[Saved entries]
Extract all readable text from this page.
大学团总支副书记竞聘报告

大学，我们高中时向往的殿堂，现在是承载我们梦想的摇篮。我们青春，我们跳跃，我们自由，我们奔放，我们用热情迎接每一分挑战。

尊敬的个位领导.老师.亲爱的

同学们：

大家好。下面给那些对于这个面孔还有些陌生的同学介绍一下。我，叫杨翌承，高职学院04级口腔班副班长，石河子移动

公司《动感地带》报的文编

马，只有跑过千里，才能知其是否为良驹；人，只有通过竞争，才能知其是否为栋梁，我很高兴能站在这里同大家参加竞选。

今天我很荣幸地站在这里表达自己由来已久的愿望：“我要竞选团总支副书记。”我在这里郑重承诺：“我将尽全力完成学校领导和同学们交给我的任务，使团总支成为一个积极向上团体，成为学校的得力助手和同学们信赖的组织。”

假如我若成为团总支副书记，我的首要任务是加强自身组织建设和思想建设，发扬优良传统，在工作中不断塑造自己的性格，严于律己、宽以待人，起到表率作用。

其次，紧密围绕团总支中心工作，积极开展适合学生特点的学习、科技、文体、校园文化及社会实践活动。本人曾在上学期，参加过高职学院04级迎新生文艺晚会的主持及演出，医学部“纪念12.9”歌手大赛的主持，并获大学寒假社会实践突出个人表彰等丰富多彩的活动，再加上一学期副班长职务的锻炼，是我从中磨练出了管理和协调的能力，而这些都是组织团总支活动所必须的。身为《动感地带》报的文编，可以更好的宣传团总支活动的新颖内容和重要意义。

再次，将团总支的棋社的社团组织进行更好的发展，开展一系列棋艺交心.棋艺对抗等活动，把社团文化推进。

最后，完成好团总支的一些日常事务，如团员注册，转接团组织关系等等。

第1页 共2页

**Written request:** Only the count is needed: the number of lines in the data that include the word "动感地带".

**Output of the task:** 2